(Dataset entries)
^^^^^^^^

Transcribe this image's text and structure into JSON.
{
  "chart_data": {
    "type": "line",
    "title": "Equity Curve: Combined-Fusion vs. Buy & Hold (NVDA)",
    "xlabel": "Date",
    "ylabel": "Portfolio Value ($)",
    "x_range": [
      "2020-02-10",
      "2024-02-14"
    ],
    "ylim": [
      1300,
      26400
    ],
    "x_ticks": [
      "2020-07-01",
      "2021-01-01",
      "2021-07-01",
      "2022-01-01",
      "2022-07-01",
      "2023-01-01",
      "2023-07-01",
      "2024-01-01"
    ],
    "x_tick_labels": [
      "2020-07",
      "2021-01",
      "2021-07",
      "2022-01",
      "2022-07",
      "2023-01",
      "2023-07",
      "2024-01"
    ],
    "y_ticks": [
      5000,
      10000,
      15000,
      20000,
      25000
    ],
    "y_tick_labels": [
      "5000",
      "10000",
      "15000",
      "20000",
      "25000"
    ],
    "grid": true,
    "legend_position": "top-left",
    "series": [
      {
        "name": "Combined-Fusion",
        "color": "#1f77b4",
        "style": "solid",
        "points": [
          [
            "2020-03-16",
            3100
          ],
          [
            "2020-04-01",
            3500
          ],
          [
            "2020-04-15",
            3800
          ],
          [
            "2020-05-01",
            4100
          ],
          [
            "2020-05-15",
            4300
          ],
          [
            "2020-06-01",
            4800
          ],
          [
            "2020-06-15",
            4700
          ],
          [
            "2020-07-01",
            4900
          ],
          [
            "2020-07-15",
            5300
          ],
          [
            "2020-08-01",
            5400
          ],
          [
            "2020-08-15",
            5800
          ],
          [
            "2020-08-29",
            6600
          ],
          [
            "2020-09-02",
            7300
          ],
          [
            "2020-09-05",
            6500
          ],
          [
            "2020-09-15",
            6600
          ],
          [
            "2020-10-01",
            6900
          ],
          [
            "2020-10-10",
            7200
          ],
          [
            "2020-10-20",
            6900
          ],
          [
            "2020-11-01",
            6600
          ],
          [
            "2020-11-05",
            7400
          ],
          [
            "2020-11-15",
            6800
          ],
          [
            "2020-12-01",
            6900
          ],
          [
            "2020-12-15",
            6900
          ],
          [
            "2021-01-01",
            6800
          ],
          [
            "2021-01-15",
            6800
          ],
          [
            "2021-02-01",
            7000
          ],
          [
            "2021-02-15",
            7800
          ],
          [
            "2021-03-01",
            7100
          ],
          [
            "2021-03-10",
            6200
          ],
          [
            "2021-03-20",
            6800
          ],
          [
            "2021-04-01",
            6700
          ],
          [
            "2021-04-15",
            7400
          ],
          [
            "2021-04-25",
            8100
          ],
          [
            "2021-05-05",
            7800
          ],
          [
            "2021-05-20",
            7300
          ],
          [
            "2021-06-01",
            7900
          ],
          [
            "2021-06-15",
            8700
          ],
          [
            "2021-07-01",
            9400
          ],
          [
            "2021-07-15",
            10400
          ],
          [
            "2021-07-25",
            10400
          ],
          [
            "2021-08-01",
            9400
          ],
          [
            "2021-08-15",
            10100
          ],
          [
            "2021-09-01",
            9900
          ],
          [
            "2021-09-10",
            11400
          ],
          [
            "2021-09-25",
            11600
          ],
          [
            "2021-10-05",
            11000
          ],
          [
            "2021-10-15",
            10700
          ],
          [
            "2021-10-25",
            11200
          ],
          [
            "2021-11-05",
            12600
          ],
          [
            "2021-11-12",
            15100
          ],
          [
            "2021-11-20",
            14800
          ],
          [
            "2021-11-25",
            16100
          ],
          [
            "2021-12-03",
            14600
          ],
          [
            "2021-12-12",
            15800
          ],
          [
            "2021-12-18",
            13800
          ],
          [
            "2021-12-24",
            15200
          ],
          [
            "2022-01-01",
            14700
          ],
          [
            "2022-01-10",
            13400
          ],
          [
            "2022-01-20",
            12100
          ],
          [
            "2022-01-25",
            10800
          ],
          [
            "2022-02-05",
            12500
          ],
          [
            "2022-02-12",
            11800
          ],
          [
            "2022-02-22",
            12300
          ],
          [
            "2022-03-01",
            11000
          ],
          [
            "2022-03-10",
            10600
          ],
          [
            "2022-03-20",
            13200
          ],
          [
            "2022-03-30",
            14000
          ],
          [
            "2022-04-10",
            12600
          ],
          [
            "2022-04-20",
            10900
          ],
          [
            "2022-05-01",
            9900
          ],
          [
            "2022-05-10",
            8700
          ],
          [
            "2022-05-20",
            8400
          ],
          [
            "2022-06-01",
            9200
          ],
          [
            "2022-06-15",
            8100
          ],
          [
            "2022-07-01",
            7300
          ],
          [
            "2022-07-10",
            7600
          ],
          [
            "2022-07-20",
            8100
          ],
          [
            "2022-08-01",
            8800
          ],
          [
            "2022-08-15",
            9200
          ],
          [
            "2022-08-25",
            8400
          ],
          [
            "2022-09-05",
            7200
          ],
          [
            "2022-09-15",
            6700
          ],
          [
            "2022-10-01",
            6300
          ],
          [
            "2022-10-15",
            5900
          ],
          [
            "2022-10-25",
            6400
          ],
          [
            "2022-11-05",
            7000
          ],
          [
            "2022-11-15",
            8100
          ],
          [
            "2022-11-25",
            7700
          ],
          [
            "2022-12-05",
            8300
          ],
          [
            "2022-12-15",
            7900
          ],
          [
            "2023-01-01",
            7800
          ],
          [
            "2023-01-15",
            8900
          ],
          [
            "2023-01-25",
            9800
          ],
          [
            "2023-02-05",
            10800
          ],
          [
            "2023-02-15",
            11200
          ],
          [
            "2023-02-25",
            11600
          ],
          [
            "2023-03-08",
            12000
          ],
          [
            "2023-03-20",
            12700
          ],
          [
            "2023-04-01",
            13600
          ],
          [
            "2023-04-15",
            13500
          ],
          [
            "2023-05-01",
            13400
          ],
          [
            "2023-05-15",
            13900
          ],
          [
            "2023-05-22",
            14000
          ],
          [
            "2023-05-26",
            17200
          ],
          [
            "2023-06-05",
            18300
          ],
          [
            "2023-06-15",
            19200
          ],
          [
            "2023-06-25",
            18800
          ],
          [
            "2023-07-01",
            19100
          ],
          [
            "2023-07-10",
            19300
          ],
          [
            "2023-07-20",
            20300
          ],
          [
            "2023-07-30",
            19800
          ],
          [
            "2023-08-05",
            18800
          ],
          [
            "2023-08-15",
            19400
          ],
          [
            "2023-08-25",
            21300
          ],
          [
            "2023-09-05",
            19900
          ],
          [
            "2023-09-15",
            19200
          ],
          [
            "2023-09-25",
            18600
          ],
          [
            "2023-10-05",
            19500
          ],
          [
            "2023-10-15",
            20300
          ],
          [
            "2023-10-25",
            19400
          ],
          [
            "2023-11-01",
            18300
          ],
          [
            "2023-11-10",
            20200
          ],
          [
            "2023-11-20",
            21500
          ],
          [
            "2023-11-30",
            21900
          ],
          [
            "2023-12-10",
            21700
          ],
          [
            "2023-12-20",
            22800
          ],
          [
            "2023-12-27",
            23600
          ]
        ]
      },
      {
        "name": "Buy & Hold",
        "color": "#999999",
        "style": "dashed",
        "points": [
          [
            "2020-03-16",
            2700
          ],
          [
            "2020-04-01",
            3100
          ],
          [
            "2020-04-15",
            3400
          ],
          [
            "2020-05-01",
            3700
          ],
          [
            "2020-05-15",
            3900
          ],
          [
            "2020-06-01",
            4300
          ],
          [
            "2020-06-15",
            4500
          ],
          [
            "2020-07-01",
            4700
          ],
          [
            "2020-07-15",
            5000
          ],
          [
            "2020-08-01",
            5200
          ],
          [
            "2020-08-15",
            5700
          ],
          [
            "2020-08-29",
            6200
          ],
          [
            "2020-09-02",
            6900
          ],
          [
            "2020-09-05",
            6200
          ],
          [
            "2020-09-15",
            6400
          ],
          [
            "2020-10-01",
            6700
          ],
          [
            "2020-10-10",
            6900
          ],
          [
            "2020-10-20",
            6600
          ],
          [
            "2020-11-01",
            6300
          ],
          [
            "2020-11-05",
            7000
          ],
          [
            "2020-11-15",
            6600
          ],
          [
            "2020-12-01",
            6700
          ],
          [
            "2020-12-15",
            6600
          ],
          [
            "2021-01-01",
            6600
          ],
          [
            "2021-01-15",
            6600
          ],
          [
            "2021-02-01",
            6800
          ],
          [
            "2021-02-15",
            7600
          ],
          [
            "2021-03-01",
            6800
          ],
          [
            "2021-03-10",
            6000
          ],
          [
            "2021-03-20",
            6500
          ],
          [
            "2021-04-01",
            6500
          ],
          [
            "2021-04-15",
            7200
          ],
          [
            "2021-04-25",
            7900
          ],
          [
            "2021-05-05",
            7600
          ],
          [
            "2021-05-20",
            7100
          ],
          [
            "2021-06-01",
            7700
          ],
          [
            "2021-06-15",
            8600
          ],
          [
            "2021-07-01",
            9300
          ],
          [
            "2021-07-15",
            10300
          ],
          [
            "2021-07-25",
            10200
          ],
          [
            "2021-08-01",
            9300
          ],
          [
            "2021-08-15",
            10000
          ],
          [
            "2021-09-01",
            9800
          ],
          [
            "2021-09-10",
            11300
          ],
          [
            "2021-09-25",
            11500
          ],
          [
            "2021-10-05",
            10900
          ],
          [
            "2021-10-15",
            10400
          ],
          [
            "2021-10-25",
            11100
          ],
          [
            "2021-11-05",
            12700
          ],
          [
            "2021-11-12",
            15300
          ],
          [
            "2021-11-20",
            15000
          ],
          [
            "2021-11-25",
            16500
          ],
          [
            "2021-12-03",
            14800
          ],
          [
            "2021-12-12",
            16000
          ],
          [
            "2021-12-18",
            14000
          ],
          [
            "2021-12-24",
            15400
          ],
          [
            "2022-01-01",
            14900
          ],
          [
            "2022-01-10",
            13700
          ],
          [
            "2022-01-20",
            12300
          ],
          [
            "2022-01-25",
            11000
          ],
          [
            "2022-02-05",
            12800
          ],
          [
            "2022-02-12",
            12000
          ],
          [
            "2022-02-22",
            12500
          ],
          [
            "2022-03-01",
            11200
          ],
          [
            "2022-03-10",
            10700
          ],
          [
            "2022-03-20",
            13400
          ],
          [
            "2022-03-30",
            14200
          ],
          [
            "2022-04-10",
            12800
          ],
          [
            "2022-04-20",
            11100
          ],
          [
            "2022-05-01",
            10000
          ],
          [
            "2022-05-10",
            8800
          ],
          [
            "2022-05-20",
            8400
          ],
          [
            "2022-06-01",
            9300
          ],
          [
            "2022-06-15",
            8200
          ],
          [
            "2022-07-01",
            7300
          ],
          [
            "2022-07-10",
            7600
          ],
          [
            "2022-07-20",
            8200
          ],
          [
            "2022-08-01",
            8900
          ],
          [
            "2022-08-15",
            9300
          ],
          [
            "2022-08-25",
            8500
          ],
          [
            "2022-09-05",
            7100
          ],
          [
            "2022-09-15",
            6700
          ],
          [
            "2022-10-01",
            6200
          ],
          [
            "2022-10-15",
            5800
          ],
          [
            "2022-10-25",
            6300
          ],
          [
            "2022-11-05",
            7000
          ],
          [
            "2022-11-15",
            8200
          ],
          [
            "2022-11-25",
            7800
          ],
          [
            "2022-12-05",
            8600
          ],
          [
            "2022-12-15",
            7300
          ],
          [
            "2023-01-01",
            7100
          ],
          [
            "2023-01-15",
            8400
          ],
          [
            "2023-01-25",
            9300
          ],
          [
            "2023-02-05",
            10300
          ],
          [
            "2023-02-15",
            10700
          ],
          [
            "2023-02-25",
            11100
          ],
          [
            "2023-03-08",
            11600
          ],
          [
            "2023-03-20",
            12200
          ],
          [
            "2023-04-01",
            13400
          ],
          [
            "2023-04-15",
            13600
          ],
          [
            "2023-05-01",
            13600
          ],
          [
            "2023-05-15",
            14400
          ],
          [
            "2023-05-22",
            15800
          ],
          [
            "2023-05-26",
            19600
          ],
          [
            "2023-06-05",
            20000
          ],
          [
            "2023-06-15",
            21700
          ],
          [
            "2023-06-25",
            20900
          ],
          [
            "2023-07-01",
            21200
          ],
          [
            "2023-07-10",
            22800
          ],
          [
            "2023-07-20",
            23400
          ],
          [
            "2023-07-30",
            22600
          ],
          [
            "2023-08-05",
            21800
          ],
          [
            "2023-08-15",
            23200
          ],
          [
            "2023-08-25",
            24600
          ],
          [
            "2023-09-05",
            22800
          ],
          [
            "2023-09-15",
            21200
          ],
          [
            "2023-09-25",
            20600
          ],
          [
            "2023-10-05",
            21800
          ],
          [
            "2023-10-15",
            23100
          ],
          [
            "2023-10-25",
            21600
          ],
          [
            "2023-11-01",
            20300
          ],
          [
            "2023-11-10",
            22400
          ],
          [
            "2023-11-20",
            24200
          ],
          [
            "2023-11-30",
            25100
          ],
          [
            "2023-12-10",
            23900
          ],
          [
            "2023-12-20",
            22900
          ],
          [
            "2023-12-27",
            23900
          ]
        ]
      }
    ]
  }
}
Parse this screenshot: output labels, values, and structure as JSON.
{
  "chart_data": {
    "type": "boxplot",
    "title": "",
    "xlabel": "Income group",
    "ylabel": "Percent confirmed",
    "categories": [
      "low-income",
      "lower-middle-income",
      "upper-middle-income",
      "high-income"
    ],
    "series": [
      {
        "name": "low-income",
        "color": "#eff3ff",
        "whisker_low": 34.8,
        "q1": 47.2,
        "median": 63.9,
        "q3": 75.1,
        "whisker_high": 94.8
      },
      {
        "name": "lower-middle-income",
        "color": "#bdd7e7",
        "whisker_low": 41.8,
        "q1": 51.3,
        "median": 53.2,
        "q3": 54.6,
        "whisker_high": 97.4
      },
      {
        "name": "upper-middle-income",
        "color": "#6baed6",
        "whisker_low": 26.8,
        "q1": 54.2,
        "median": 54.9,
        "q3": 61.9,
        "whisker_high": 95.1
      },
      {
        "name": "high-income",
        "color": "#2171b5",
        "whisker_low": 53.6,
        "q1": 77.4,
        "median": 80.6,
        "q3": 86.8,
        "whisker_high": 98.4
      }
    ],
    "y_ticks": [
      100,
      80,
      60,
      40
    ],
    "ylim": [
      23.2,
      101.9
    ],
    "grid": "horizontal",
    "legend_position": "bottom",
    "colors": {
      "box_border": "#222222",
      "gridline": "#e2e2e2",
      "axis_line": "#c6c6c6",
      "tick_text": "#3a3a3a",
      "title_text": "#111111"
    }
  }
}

^^^^^^^^

(EXERCISE): Starting at the line with "Parse this screenshot: output", copy every line up to and including the last one in the entries above.

(SOLUTION TO THE EXERCISE):
Parse this screenshot: output labels, values, and structure as JSON.
{
  "chart_data": {
    "type": "boxplot",
    "title": "",
    "xlabel": "Income group",
    "ylabel": "Percent confirmed",
    "categories": [
      "low-income",
      "lower-middle-income",
      "upper-middle-income",
      "high-income"
    ],
    "series": [
      {
        "name": "low-income",
        "color": "#eff3ff",
        "whisker_low": 34.8,
        "q1": 47.2,
        "median": 63.9,
        "q3": 75.1,
        "whisker_high": 94.8
      },
      {
        "name": "lower-middle-income",
        "color": "#bdd7e7",
        "whisker_low": 41.8,
        "q1": 51.3,
        "median": 53.2,
        "q3": 54.6,
        "whisker_high": 97.4
      },
      {
        "name": "upper-middle-income",
        "color": "#6baed6",
        "whisker_low": 26.8,
        "q1": 54.2,
        "median": 54.9,
        "q3": 61.9,
        "whisker_high": 95.1
      },
      {
        "name": "high-income",
        "color": "#2171b5",
        "whisker_low": 53.6,
        "q1": 77.4,
        "median": 80.6,
        "q3": 86.8,
        "whisker_high": 98.4
      }
    ],
    "y_ticks": [
      100,
      80,
      60,
      40
    ],
    "ylim": [
      23.2,
      101.9
    ],
    "grid": "horizontal",
    "legend_position": "bottom",
    "colors": {
      "box_border": "#222222",
      "gridline": "#e2e2e2",
      "axis_line": "#c6c6c6",
      "tick_text": "#3a3a3a",
      "title_text": "#111111"
    }
  }
}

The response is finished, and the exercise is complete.